**What to produce:**
Pull out every line below that contains the word "subtitle".

**Information provided:**
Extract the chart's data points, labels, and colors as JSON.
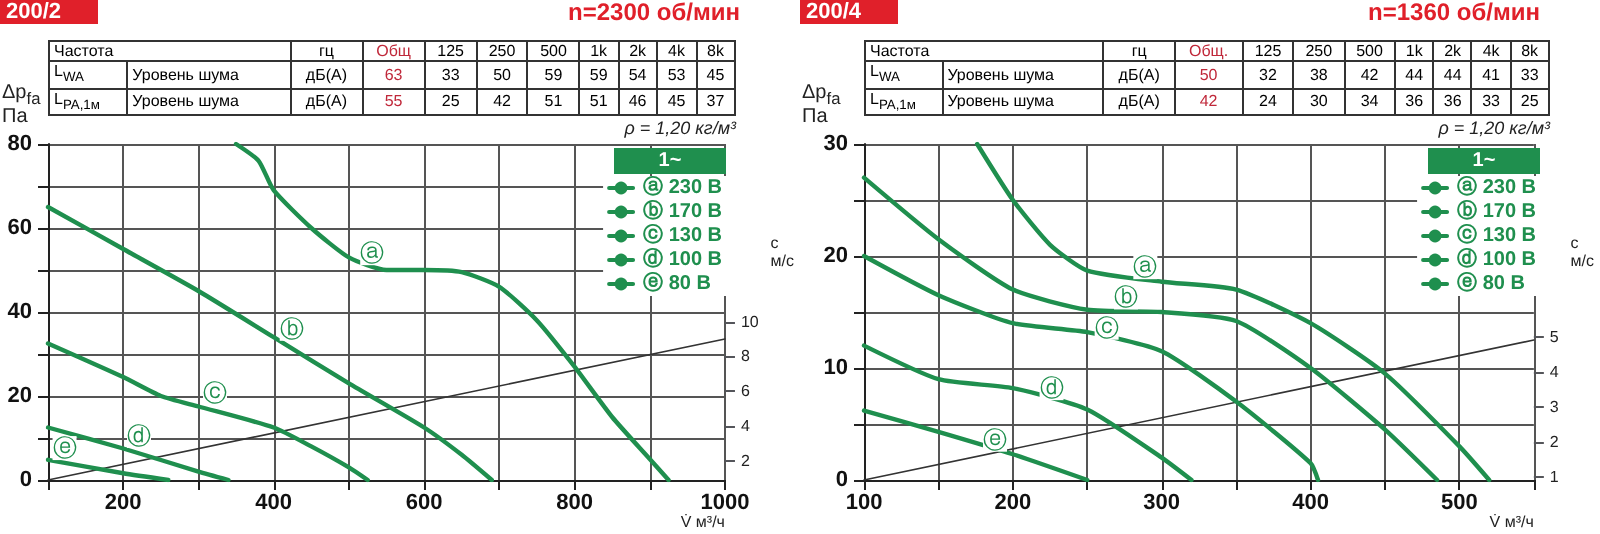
{
  "chart_data": [
    {
      "type": "line",
      "title": "200/2",
      "subtitle": "n=2300 об/мин",
      "xlabel": "V̇ м³/ч",
      "ylabel": "Δp$_{fa}$\nПа",
      "y2label": "c\nм/с",
      "legend_title": "1~",
      "legend": "top right",
      "grid": true,
      "marker": "none",
      "line_style": "solid",
      "xlim": [
        100,
        1000
      ],
      "xticks": [
        {
          "value": 100,
          "label": null
        },
        200,
        {
          "value": 300,
          "label": null
        },
        400,
        {
          "value": 500,
          "label": null
        },
        600,
        {
          "value": 700,
          "label": null
        },
        800,
        {
          "value": 900,
          "label": null
        },
        1000
      ],
      "ylim": [
        0,
        80
      ],
      "yticks": [
        0,
        {
          "value": 10,
          "label": null
        },
        20,
        {
          "value": 30,
          "label": null
        },
        40,
        {
          "value": 50,
          "label": null
        },
        60,
        {
          "value": 70,
          "label": null
        },
        80
      ],
      "y2lim": [
        0.9,
        20.2
      ],
      "y2ticks": [
        2,
        4,
        6,
        8,
        10
      ],
      "series": [
        {
          "name": "ⓐ 230 В",
          "color": "#1f8f4e",
          "x": [
            350,
            380,
            400,
            450,
            500,
            550,
            600,
            650,
            700,
            750,
            800,
            850,
            900,
            925
          ],
          "values": [
            80,
            76,
            69,
            60,
            53,
            50,
            50,
            49.5,
            46,
            38,
            27,
            15,
            5,
            0
          ]
        },
        {
          "name": "ⓑ 170 В",
          "color": "#1f8f4e",
          "x": [
            100,
            200,
            300,
            400,
            500,
            600,
            650,
            690
          ],
          "values": [
            65,
            55,
            45,
            34,
            23,
            12.5,
            6,
            0
          ]
        },
        {
          "name": "ⓒ 130 В",
          "color": "#1f8f4e",
          "x": [
            100,
            200,
            250,
            300,
            400,
            450,
            500,
            525
          ],
          "values": [
            32.5,
            24.5,
            20,
            17.5,
            12.5,
            8,
            3,
            0
          ]
        },
        {
          "name": "ⓓ 100 В",
          "color": "#1f8f4e",
          "x": [
            100,
            200,
            300,
            340
          ],
          "values": [
            12.5,
            7.5,
            2,
            0
          ]
        },
        {
          "name": "ⓔ 80 В",
          "color": "#1f8f4e",
          "x": [
            100,
            200,
            260
          ],
          "values": [
            4.8,
            1.6,
            0
          ]
        },
        {
          "color": "#333333",
          "axis": "y2",
          "x": [
            100,
            1000
          ],
          "values": [
            0.9,
            9
          ]
        }
      ],
      "annotations": [
        "Частота",
        "гц",
        "Общ",
        "125",
        "250",
        "500",
        "1k",
        "2k",
        "4k",
        "8k",
        "L$_{WA}$",
        "Уровень шума",
        "дБ(А)",
        "63",
        "33",
        "50",
        "59",
        "59",
        "54",
        "53",
        "45",
        "L$_{PA,1м}$",
        "Уровень шума",
        "дБ(А)",
        "55",
        "25",
        "42",
        "51",
        "51",
        "46",
        "45",
        "37",
        "ρ = 1,20 кг/м³",
        {
          "text": "ⓐ",
          "x": 531,
          "y": 54
        },
        {
          "text": "ⓑ",
          "x": 424,
          "y": 36
        },
        {
          "text": "ⓒ",
          "x": 322,
          "y": 20.8
        },
        {
          "text": "ⓓ",
          "x": 221,
          "y": 10.5
        },
        {
          "text": "ⓔ",
          "x": 122,
          "y": 7.6
        }
      ]
    },
    {
      "type": "line",
      "title": "200/4",
      "subtitle": "n=1360 об/мин",
      "xlabel": "V̇ м³/ч",
      "ylabel": "Δp$_{fa}$\nПа",
      "y2label": "c\nм/с",
      "legend_title": "1~",
      "legend": "top right",
      "grid": true,
      "marker": "none",
      "line_style": "solid",
      "xlim": [
        100,
        550
      ],
      "xticks": [
        100,
        {
          "value": 150,
          "label": null
        },
        200,
        {
          "value": 250,
          "label": null
        },
        300,
        {
          "value": 350,
          "label": null
        },
        400,
        {
          "value": 450,
          "label": null
        },
        500,
        {
          "value": 550,
          "label": null
        }
      ],
      "ylim": [
        0,
        30
      ],
      "yticks": [
        0,
        {
          "value": 5,
          "label": null
        },
        10,
        {
          "value": 15,
          "label": null
        },
        20,
        {
          "value": 25,
          "label": null
        },
        30
      ],
      "y2lim": [
        0.9,
        10.5
      ],
      "y2ticks": [
        1,
        2,
        3,
        4,
        5
      ],
      "series": [
        {
          "name": "ⓐ 230 В",
          "color": "#1f8f4e",
          "x": [
            176,
            200,
            225,
            250,
            300,
            350,
            400,
            450,
            500,
            520
          ],
          "values": [
            30,
            25,
            21,
            18.7,
            17.7,
            17,
            14,
            9.5,
            3,
            0
          ]
        },
        {
          "name": "ⓑ 170 В",
          "color": "#1f8f4e",
          "x": [
            100,
            150,
            200,
            250,
            300,
            350,
            400,
            450,
            485
          ],
          "values": [
            27,
            21.5,
            17,
            15.2,
            15,
            14.2,
            10,
            4.5,
            0
          ]
        },
        {
          "name": "ⓒ 130 В",
          "color": "#1f8f4e",
          "x": [
            100,
            150,
            200,
            250,
            300,
            350,
            400,
            405
          ],
          "values": [
            20,
            16.5,
            14,
            13.2,
            11.5,
            7,
            1.5,
            0
          ]
        },
        {
          "name": "ⓓ 100 В",
          "color": "#1f8f4e",
          "x": [
            100,
            150,
            200,
            250,
            300,
            320
          ],
          "values": [
            12,
            9,
            8.2,
            6.3,
            2,
            0
          ]
        },
        {
          "name": "ⓔ 80 В",
          "color": "#1f8f4e",
          "x": [
            100,
            150,
            200,
            250
          ],
          "values": [
            6.2,
            4.3,
            2.3,
            0
          ]
        },
        {
          "color": "#333333",
          "axis": "y2",
          "x": [
            100,
            550
          ],
          "values": [
            0.9,
            4.9
          ]
        }
      ],
      "annotations": [
        "Частота",
        "гц",
        "Общ.",
        "125",
        "250",
        "500",
        "1k",
        "2k",
        "4k",
        "8k",
        "L$_{WA}$",
        "Уровень шума",
        "дБ(А)",
        "50",
        "32",
        "38",
        "42",
        "44",
        "44",
        "41",
        "33",
        "L$_{PA,1м}$",
        "Уровень шума",
        "дБ(А)",
        "42",
        "24",
        "30",
        "34",
        "36",
        "36",
        "33",
        "25",
        "ρ = 1,20 кг/м³",
        {
          "text": "ⓐ",
          "x": 289,
          "y": 19
        },
        {
          "text": "ⓑ",
          "x": 276,
          "y": 16.3
        },
        {
          "text": "ⓒ",
          "x": 263,
          "y": 13.6
        },
        {
          "text": "ⓓ",
          "x": 226,
          "y": 8.2
        },
        {
          "text": "ⓔ",
          "x": 188,
          "y": 3.6
        }
      ]
    }
  ]
}
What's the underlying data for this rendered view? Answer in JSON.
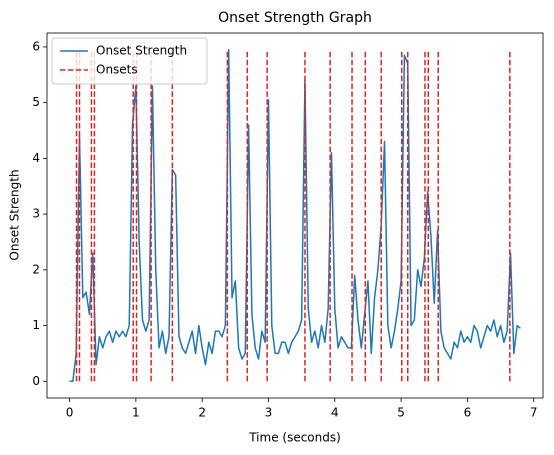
{
  "chart_data": {
    "type": "line",
    "title": "Onset Strength Graph",
    "xlabel": "Time (seconds)",
    "ylabel": "Onset Strength",
    "xlim": [
      -0.34,
      7.14
    ],
    "ylim": [
      -0.3,
      6.25
    ],
    "xticks": [
      0,
      1,
      2,
      3,
      4,
      5,
      6,
      7
    ],
    "yticks": [
      0,
      1,
      2,
      3,
      4,
      5,
      6
    ],
    "legend": "upper left",
    "series": [
      {
        "name": "Onset Strength",
        "color": "#1f77b4",
        "x": [
          0,
          0.05,
          0.1,
          0.15,
          0.2,
          0.25,
          0.3,
          0.35,
          0.4,
          0.45,
          0.5,
          0.55,
          0.6,
          0.65,
          0.7,
          0.75,
          0.8,
          0.85,
          0.9,
          0.95,
          1,
          1.05,
          1.1,
          1.15,
          1.2,
          1.25,
          1.3,
          1.35,
          1.4,
          1.45,
          1.5,
          1.55,
          1.6,
          1.65,
          1.7,
          1.75,
          1.8,
          1.85,
          1.9,
          1.95,
          2,
          2.05,
          2.1,
          2.15,
          2.2,
          2.25,
          2.3,
          2.35,
          2.4,
          2.45,
          2.5,
          2.55,
          2.6,
          2.65,
          2.7,
          2.75,
          2.8,
          2.85,
          2.9,
          2.95,
          3,
          3.05,
          3.1,
          3.15,
          3.2,
          3.25,
          3.3,
          3.35,
          3.4,
          3.45,
          3.5,
          3.55,
          3.6,
          3.65,
          3.7,
          3.75,
          3.8,
          3.85,
          3.9,
          3.95,
          4,
          4.05,
          4.1,
          4.15,
          4.2,
          4.25,
          4.3,
          4.35,
          4.4,
          4.45,
          4.5,
          4.55,
          4.6,
          4.65,
          4.7,
          4.75,
          4.8,
          4.85,
          4.9,
          4.95,
          5,
          5.05,
          5.1,
          5.15,
          5.2,
          5.25,
          5.3,
          5.35,
          5.4,
          5.45,
          5.5,
          5.55,
          5.6,
          5.65,
          5.7,
          5.75,
          5.8,
          5.85,
          5.9,
          5.95,
          6,
          6.05,
          6.1,
          6.15,
          6.2,
          6.25,
          6.3,
          6.35,
          6.4,
          6.45,
          6.5,
          6.55,
          6.6,
          6.65,
          6.7,
          6.75,
          6.8
        ],
        "values": [
          0,
          0,
          0.5,
          4.4,
          1.5,
          1.6,
          1.2,
          2.3,
          0.3,
          0.8,
          0.6,
          0.8,
          0.9,
          0.7,
          0.9,
          0.8,
          0.9,
          0.8,
          1.0,
          4.6,
          5.3,
          2.5,
          1.1,
          0.9,
          1.1,
          5.3,
          2.0,
          0.6,
          0.9,
          0.5,
          0.8,
          3.8,
          3.7,
          0.8,
          0.6,
          0.5,
          0.7,
          0.9,
          0.5,
          1.0,
          0.6,
          0.3,
          0.7,
          0.5,
          0.9,
          0.9,
          0.8,
          1.0,
          5.95,
          1.5,
          1.8,
          0.6,
          0.4,
          0.5,
          4.6,
          1.2,
          0.6,
          0.4,
          0.9,
          0.7,
          5.05,
          1.0,
          0.5,
          0.5,
          0.7,
          0.7,
          0.5,
          0.7,
          0.8,
          0.9,
          1.1,
          5.4,
          1.3,
          0.7,
          0.9,
          0.6,
          1.0,
          0.7,
          1.3,
          4.1,
          1.3,
          0.6,
          0.8,
          0.7,
          0.6,
          0.6,
          1.9,
          1.1,
          0.6,
          1.2,
          1.8,
          0.5,
          1.5,
          2.0,
          2.8,
          4.3,
          1.0,
          0.6,
          0.9,
          1.3,
          1.8,
          5.85,
          5.7,
          1.0,
          1.1,
          2.0,
          1.7,
          2.2,
          3.4,
          2.6,
          1.4,
          2.7,
          0.9,
          0.6,
          0.5,
          0.4,
          0.7,
          0.6,
          0.9,
          0.7,
          0.8,
          0.7,
          1.0,
          0.9,
          0.6,
          0.8,
          1.0,
          0.9,
          1.1,
          0.8,
          1.0,
          0.7,
          0.9,
          2.3,
          0.5,
          1.0,
          0.95
        ]
      }
    ],
    "onsets": {
      "name": "Onsets",
      "color": "#d62728",
      "x": [
        0.105,
        0.15,
        0.33,
        0.375,
        0.96,
        1.01,
        1.23,
        1.55,
        2.38,
        2.68,
        2.98,
        3.55,
        3.93,
        4.26,
        4.46,
        4.7,
        5.01,
        5.1,
        5.36,
        5.41,
        5.56,
        6.64
      ],
      "ymin": 0,
      "ymax": 5.95
    }
  }
}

**Solved exercise:**
      "subtitle": "n=2300 об/мин",
      "subtitle": "n=1360 об/мин",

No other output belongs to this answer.